- _Exercise objective_:
Write out the entire listing below exactly, with the pictures left out.

[start Records for processing]

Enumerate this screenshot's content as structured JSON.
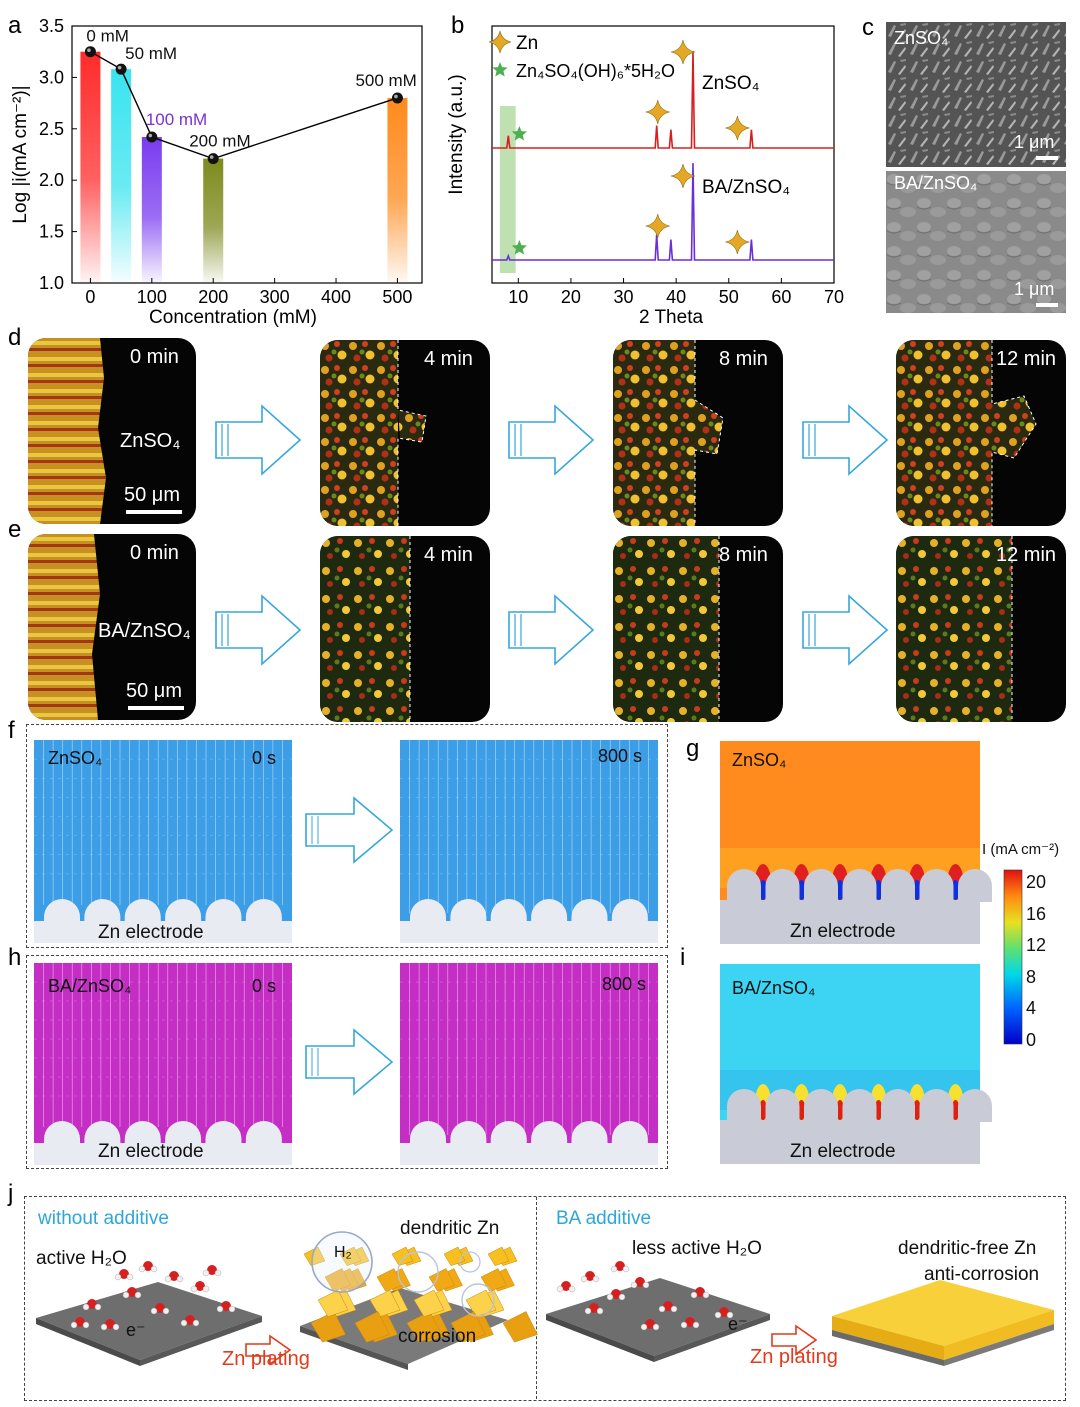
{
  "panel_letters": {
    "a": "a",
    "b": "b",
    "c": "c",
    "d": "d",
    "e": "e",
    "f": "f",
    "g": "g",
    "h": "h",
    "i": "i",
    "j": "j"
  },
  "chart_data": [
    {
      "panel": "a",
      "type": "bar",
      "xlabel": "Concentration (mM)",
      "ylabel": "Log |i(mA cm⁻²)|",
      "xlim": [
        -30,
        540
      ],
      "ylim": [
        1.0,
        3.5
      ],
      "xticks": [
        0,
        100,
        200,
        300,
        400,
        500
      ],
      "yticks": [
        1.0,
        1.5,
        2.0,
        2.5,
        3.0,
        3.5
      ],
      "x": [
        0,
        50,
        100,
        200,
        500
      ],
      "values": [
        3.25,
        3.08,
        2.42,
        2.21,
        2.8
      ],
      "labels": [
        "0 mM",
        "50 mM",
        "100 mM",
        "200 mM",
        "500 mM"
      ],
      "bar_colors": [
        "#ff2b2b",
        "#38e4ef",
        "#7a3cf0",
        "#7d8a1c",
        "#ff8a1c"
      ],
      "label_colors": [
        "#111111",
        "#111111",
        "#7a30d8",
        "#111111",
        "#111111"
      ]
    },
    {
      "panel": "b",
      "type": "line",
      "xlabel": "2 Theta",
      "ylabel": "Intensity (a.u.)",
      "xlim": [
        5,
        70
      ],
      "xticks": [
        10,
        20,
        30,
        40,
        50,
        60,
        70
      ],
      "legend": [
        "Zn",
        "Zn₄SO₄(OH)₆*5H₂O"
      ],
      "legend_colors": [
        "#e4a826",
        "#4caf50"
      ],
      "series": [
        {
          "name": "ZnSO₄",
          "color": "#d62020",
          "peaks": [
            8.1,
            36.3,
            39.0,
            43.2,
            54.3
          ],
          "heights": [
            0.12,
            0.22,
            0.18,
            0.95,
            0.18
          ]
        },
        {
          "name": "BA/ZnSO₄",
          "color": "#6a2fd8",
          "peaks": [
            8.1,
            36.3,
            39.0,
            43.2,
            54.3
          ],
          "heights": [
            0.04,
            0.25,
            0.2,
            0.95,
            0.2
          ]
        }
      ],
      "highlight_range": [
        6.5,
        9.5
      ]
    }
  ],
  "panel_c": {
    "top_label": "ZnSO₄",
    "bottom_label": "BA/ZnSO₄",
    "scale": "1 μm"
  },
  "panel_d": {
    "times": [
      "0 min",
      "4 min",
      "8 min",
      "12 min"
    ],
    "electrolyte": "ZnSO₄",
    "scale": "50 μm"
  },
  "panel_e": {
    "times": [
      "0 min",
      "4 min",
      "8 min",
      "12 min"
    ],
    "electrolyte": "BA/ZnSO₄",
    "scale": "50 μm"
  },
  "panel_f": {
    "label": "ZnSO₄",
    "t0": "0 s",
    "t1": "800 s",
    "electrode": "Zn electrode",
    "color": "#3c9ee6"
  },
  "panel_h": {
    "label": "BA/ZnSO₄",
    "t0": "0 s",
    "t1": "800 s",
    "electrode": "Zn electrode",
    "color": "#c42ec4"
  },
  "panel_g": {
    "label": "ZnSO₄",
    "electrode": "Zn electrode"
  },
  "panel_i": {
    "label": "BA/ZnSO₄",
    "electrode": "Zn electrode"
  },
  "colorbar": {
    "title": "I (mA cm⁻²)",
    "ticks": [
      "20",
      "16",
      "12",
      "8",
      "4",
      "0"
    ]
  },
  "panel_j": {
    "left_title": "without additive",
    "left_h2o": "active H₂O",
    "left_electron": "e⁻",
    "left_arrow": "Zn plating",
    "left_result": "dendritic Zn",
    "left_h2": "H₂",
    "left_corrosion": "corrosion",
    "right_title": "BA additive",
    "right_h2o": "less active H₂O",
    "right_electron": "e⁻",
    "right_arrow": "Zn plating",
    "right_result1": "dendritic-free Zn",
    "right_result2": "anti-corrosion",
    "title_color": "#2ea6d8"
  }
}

[end Records for processing]

- _Correct output_:
Enumerate this screenshot's content as structured JSON.
{
  "panel_letters": {
    "a": "a",
    "b": "b",
    "c": "c",
    "d": "d",
    "e": "e",
    "f": "f",
    "g": "g",
    "h": "h",
    "i": "i",
    "j": "j"
  },
  "chart_data": [
    {
      "panel": "a",
      "type": "bar",
      "xlabel": "Concentration (mM)",
      "ylabel": "Log |i(mA cm⁻²)|",
      "xlim": [
        -30,
        540
      ],
      "ylim": [
        1.0,
        3.5
      ],
      "xticks": [
        0,
        100,
        200,
        300,
        400,
        500
      ],
      "yticks": [
        1.0,
        1.5,
        2.0,
        2.5,
        3.0,
        3.5
      ],
      "x": [
        0,
        50,
        100,
        200,
        500
      ],
      "values": [
        3.25,
        3.08,
        2.42,
        2.21,
        2.8
      ],
      "labels": [
        "0 mM",
        "50 mM",
        "100 mM",
        "200 mM",
        "500 mM"
      ],
      "bar_colors": [
        "#ff2b2b",
        "#38e4ef",
        "#7a3cf0",
        "#7d8a1c",
        "#ff8a1c"
      ],
      "label_colors": [
        "#111111",
        "#111111",
        "#7a30d8",
        "#111111",
        "#111111"
      ]
    },
    {
      "panel": "b",
      "type": "line",
      "xlabel": "2 Theta",
      "ylabel": "Intensity (a.u.)",
      "xlim": [
        5,
        70
      ],
      "xticks": [
        10,
        20,
        30,
        40,
        50,
        60,
        70
      ],
      "legend": [
        "Zn",
        "Zn₄SO₄(OH)₆*5H₂O"
      ],
      "legend_colors": [
        "#e4a826",
        "#4caf50"
      ],
      "series": [
        {
          "name": "ZnSO₄",
          "color": "#d62020",
          "peaks": [
            8.1,
            36.3,
            39.0,
            43.2,
            54.3
          ],
          "heights": [
            0.12,
            0.22,
            0.18,
            0.95,
            0.18
          ]
        },
        {
          "name": "BA/ZnSO₄",
          "color": "#6a2fd8",
          "peaks": [
            8.1,
            36.3,
            39.0,
            43.2,
            54.3
          ],
          "heights": [
            0.04,
            0.25,
            0.2,
            0.95,
            0.2
          ]
        }
      ],
      "highlight_range": [
        6.5,
        9.5
      ]
    }
  ],
  "panel_c": {
    "top_label": "ZnSO₄",
    "bottom_label": "BA/ZnSO₄",
    "scale": "1 μm"
  },
  "panel_d": {
    "times": [
      "0 min",
      "4 min",
      "8 min",
      "12 min"
    ],
    "electrolyte": "ZnSO₄",
    "scale": "50 μm"
  },
  "panel_e": {
    "times": [
      "0 min",
      "4 min",
      "8 min",
      "12 min"
    ],
    "electrolyte": "BA/ZnSO₄",
    "scale": "50 μm"
  },
  "panel_f": {
    "label": "ZnSO₄",
    "t0": "0 s",
    "t1": "800 s",
    "electrode": "Zn electrode",
    "color": "#3c9ee6"
  },
  "panel_h": {
    "label": "BA/ZnSO₄",
    "t0": "0 s",
    "t1": "800 s",
    "electrode": "Zn electrode",
    "color": "#c42ec4"
  },
  "panel_g": {
    "label": "ZnSO₄",
    "electrode": "Zn electrode"
  },
  "panel_i": {
    "label": "BA/ZnSO₄",
    "electrode": "Zn electrode"
  },
  "colorbar": {
    "title": "I (mA cm⁻²)",
    "ticks": [
      "20",
      "16",
      "12",
      "8",
      "4",
      "0"
    ]
  },
  "panel_j": {
    "left_title": "without additive",
    "left_h2o": "active H₂O",
    "left_electron": "e⁻",
    "left_arrow": "Zn plating",
    "left_result": "dendritic Zn",
    "left_h2": "H₂",
    "left_corrosion": "corrosion",
    "right_title": "BA additive",
    "right_h2o": "less active H₂O",
    "right_electron": "e⁻",
    "right_arrow": "Zn plating",
    "right_result1": "dendritic-free Zn",
    "right_result2": "anti-corrosion",
    "title_color": "#2ea6d8"
  }
}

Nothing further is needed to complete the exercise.